Entries:
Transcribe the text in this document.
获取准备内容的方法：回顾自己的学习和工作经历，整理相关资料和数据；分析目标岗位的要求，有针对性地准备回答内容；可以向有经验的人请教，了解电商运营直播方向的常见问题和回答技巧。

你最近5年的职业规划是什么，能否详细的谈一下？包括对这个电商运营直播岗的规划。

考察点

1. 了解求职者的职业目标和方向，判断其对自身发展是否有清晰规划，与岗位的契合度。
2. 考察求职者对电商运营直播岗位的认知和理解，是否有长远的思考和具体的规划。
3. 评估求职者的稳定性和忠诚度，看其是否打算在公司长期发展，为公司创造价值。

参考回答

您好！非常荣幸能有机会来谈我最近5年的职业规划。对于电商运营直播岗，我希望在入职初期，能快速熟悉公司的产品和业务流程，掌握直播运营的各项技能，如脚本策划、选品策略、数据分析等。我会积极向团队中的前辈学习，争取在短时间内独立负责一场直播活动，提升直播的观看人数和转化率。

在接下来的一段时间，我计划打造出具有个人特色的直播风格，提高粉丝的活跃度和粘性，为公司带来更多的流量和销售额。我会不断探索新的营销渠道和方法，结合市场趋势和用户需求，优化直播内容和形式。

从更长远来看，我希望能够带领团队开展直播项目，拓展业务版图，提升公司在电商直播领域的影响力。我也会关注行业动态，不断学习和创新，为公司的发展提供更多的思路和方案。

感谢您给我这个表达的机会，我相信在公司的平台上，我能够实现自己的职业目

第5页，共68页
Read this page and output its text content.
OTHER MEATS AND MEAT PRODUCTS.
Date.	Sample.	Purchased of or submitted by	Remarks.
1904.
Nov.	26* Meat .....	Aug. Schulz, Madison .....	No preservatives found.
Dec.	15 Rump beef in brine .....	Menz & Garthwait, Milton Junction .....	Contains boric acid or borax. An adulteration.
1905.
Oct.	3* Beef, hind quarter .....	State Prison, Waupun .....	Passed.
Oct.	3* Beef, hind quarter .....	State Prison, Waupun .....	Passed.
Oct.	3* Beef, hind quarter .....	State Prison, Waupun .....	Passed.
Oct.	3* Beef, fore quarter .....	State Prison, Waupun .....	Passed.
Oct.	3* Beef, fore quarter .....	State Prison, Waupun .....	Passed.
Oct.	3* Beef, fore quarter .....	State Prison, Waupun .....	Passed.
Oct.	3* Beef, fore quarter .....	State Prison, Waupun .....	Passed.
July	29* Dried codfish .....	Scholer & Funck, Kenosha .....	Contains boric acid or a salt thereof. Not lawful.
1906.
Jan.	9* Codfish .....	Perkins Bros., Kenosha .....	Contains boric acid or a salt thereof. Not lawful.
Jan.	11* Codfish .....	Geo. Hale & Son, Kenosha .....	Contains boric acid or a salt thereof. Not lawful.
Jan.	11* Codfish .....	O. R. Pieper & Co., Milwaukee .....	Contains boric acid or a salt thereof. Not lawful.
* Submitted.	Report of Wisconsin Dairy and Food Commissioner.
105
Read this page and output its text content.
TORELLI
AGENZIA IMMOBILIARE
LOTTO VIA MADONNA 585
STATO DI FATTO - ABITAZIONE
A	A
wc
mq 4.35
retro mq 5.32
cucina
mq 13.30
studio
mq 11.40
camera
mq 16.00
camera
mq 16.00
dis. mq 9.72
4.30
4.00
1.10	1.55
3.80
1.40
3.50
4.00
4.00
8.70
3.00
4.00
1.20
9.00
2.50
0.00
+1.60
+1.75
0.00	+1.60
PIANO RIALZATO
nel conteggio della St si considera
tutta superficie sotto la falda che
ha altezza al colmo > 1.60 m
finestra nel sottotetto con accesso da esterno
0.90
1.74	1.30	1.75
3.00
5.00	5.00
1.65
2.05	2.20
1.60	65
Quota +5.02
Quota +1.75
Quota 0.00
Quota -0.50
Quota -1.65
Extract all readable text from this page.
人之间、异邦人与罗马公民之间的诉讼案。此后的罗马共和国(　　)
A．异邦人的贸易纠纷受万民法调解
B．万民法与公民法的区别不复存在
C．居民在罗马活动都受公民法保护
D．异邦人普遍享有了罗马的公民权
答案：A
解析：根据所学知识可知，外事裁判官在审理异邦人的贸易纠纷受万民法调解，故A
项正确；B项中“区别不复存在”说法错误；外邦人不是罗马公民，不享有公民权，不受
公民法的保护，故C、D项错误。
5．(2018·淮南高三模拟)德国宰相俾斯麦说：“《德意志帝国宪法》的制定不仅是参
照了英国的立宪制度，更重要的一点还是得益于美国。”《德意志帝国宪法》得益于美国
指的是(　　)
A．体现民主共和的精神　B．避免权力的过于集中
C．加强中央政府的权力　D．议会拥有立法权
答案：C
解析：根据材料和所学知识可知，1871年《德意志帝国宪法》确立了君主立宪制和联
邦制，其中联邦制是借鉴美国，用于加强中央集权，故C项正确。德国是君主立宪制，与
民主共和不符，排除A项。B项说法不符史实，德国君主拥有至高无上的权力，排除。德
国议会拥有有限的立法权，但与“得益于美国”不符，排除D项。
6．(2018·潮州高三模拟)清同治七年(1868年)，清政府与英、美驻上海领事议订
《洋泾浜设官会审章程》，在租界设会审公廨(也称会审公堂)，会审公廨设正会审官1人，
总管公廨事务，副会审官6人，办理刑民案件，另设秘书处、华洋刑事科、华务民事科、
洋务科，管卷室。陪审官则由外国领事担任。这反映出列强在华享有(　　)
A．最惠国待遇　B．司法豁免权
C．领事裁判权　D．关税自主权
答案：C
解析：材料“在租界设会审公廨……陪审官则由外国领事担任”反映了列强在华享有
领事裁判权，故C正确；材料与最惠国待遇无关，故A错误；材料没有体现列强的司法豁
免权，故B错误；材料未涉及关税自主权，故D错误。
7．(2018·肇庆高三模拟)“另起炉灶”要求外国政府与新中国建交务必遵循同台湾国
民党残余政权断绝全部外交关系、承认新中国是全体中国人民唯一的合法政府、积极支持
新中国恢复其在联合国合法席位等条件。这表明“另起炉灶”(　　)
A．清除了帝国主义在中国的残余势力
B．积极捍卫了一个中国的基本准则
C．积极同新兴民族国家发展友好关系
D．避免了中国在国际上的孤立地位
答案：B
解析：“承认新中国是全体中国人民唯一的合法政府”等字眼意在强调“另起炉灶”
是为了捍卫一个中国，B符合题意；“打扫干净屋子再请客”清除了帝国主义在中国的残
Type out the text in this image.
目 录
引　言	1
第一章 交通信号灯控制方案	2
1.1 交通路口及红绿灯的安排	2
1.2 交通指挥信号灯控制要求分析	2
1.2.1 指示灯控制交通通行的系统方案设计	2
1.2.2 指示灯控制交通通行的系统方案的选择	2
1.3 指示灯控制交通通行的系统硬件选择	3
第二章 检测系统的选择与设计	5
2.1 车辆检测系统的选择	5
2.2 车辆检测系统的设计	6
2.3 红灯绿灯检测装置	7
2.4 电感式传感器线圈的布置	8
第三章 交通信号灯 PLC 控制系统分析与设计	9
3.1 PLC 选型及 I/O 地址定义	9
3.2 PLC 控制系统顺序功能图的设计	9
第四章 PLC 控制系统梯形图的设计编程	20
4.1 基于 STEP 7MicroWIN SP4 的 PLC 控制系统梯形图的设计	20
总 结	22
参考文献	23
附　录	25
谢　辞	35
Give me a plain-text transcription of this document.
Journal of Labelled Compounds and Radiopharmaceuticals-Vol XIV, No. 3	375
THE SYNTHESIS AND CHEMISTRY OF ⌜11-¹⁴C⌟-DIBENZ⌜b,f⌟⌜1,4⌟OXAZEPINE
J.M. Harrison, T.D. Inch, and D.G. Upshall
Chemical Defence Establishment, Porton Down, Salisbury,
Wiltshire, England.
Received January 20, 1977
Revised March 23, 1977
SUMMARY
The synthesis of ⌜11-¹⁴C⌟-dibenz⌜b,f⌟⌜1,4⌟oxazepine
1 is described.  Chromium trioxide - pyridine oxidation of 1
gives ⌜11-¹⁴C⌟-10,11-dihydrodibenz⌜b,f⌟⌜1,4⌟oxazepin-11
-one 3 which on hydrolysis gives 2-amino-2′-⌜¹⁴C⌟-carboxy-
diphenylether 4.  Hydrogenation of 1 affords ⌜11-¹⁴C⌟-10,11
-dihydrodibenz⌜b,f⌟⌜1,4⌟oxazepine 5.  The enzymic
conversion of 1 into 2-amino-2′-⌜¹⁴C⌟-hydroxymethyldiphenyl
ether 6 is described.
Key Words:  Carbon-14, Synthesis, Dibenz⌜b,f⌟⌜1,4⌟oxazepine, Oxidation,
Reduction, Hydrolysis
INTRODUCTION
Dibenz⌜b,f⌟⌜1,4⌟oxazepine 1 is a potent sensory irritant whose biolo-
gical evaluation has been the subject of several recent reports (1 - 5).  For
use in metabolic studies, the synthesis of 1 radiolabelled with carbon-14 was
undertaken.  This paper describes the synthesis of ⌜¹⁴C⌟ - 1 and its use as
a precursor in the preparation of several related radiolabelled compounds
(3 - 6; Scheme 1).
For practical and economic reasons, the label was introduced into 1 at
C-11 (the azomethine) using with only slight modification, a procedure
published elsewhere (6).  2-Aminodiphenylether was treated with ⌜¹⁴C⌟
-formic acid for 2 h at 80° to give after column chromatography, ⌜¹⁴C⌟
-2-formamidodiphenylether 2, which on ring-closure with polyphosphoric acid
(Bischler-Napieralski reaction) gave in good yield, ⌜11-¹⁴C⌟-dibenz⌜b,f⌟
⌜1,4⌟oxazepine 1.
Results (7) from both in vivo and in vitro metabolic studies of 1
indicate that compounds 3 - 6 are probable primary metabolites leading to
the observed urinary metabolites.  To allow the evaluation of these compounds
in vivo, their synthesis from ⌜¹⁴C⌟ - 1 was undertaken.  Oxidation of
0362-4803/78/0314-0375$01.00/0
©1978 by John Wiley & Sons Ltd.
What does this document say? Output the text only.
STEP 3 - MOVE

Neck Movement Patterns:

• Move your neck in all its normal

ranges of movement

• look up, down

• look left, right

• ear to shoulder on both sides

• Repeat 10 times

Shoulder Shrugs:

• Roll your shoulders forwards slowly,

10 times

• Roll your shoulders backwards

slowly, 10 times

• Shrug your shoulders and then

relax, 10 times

Given problem: Select the lines from the entries that include the word "在租界设会审公廨".

Solution for this task:
《洋泾浜设官会审章程》，在租界设会审公廨(也称会审公堂)，会审公廨设正会审官1人，
解析：材料“在租界设会审公廨……陪审官则由外国领事担任”反映了列强在华享有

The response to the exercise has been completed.